#### WORK INSTRUCTIONS:
Pictures aside, quote the whole listing exactly.

Dataset items

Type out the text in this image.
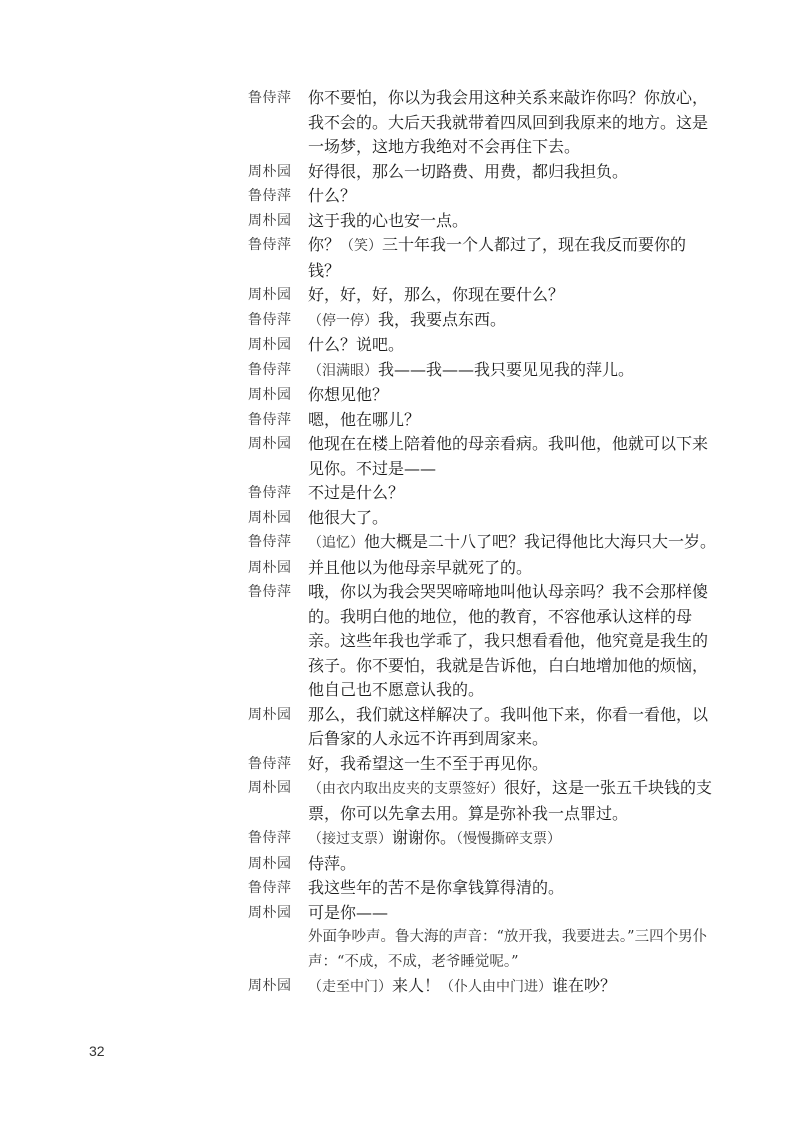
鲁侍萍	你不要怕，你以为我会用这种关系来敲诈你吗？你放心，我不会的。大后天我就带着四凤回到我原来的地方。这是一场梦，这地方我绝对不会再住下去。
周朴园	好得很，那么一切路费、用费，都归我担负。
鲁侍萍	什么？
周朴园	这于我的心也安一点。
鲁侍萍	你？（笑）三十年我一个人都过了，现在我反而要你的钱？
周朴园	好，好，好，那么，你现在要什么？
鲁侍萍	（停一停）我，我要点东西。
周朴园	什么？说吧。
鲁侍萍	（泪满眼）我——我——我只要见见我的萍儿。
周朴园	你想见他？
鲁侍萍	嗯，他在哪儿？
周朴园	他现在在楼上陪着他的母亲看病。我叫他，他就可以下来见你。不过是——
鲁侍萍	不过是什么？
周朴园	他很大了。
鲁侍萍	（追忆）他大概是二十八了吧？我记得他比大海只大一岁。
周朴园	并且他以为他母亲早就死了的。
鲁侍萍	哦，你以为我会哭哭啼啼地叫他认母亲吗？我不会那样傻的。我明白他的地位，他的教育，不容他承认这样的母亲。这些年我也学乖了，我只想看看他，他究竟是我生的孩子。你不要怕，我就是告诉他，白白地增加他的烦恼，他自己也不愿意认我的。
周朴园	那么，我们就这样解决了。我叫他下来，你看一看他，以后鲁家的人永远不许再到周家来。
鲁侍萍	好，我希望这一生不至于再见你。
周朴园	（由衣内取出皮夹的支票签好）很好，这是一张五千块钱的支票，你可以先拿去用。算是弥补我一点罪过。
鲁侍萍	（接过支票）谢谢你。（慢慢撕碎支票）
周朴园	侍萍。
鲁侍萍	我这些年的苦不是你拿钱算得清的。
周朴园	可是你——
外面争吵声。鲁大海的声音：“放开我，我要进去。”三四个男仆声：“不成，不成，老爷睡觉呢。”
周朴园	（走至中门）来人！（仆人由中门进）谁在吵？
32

#### OUTPUT BELOW:
Type out the text in this image.
鲁侍萍	你不要怕，你以为我会用这种关系来敲诈你吗？你放心，我不会的。大后天我就带着四凤回到我原来的地方。这是一场梦，这地方我绝对不会再住下去。
周朴园	好得很，那么一切路费、用费，都归我担负。
鲁侍萍	什么？
周朴园	这于我的心也安一点。
鲁侍萍	你？（笑）三十年我一个人都过了，现在我反而要你的钱？
周朴园	好，好，好，那么，你现在要什么？
鲁侍萍	（停一停）我，我要点东西。
周朴园	什么？说吧。
鲁侍萍	（泪满眼）我——我——我只要见见我的萍儿。
周朴园	你想见他？
鲁侍萍	嗯，他在哪儿？
周朴园	他现在在楼上陪着他的母亲看病。我叫他，他就可以下来见你。不过是——
鲁侍萍	不过是什么？
周朴园	他很大了。
鲁侍萍	（追忆）他大概是二十八了吧？我记得他比大海只大一岁。
周朴园	并且他以为他母亲早就死了的。
鲁侍萍	哦，你以为我会哭哭啼啼地叫他认母亲吗？我不会那样傻的。我明白他的地位，他的教育，不容他承认这样的母亲。这些年我也学乖了，我只想看看他，他究竟是我生的孩子。你不要怕，我就是告诉他，白白地增加他的烦恼，他自己也不愿意认我的。
周朴园	那么，我们就这样解决了。我叫他下来，你看一看他，以后鲁家的人永远不许再到周家来。
鲁侍萍	好，我希望这一生不至于再见你。
周朴园	（由衣内取出皮夹的支票签好）很好，这是一张五千块钱的支票，你可以先拿去用。算是弥补我一点罪过。
鲁侍萍	（接过支票）谢谢你。（慢慢撕碎支票）
周朴园	侍萍。
鲁侍萍	我这些年的苦不是你拿钱算得清的。
周朴园	可是你——
外面争吵声。鲁大海的声音：“放开我，我要进去。”三四个男仆声：“不成，不成，老爷睡觉呢。”
周朴园	（走至中门）来人！（仆人由中门进）谁在吵？
32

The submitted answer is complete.